Exercise instructions - In the records below, work out how many lines hold the word "Reconstructed". Report the number alone.

[Extracted entries start]

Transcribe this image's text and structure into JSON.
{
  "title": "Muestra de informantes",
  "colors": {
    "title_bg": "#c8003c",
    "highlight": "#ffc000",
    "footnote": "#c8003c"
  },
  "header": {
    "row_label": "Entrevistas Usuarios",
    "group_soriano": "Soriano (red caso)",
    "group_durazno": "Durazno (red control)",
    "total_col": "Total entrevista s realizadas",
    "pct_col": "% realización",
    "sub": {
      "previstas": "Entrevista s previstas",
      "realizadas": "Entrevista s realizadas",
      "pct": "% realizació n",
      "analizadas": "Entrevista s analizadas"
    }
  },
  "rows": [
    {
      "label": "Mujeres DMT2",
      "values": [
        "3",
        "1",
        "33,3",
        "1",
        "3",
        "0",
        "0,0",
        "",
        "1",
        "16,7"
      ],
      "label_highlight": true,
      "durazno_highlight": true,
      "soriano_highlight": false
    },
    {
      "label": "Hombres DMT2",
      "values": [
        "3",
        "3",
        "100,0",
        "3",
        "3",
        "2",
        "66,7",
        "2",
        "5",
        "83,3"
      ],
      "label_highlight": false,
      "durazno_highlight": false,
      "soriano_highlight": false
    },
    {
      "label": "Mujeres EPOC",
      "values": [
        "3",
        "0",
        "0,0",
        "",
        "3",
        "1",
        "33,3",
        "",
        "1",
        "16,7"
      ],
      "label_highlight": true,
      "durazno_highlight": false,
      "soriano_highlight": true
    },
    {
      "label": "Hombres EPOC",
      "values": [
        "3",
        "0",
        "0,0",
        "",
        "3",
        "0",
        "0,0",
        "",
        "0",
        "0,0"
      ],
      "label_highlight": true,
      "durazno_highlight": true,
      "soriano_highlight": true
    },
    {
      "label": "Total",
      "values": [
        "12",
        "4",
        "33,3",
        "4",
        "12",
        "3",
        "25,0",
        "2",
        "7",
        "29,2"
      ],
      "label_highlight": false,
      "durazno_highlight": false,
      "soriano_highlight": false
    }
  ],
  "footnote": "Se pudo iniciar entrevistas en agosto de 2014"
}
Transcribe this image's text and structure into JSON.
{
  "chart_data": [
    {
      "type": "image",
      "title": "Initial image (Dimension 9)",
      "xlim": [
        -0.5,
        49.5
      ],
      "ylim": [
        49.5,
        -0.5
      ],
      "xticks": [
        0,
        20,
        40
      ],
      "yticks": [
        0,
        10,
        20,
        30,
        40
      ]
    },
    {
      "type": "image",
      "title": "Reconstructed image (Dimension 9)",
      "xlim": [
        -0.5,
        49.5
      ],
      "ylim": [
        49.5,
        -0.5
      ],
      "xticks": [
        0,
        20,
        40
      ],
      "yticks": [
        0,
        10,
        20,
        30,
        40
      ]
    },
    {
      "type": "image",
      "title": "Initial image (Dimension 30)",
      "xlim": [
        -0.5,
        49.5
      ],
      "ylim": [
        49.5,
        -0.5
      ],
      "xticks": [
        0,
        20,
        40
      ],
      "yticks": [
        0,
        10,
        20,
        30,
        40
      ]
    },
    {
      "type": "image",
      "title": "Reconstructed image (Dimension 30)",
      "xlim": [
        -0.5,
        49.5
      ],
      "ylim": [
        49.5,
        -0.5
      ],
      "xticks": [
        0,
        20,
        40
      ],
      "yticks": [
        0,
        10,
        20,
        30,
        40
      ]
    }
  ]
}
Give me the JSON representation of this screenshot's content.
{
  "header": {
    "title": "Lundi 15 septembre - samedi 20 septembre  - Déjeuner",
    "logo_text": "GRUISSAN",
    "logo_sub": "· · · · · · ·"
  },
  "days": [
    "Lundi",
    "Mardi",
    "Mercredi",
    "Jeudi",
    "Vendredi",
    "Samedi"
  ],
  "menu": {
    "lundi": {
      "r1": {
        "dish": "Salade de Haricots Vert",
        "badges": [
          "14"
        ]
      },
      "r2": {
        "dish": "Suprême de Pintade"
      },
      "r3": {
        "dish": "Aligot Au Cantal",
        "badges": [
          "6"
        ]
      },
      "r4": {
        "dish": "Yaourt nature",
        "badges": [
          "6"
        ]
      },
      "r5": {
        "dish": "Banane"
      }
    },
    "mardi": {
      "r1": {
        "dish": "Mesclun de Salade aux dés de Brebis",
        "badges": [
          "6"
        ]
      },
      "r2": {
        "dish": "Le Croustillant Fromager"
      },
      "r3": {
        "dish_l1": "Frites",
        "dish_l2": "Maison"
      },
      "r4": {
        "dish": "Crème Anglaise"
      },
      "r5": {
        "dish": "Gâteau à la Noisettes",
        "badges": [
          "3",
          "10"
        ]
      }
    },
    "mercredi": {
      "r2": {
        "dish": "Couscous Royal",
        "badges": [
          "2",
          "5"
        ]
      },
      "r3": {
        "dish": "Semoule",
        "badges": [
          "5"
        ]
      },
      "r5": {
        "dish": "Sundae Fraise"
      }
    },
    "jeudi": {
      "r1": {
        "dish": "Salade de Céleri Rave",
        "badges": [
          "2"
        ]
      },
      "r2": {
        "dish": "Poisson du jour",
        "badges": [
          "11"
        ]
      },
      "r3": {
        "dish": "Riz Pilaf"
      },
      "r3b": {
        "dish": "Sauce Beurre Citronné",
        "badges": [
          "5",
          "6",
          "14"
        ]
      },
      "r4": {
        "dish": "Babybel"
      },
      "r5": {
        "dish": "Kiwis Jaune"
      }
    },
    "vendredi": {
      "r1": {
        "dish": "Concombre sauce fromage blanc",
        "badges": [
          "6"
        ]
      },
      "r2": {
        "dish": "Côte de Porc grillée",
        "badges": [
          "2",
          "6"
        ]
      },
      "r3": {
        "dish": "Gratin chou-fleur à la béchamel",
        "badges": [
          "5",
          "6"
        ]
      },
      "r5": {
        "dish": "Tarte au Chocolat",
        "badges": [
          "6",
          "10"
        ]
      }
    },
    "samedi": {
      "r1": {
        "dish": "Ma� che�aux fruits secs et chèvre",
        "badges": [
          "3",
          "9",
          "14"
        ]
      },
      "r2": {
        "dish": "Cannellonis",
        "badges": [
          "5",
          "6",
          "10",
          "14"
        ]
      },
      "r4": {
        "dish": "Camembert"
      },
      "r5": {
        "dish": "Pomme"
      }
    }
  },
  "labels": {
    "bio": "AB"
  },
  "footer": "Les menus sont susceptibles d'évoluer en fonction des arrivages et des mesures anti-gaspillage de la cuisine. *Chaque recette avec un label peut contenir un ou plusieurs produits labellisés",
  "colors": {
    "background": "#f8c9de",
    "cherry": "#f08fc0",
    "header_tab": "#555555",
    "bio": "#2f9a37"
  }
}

[Extracted entries end]

Output of the exercise - 2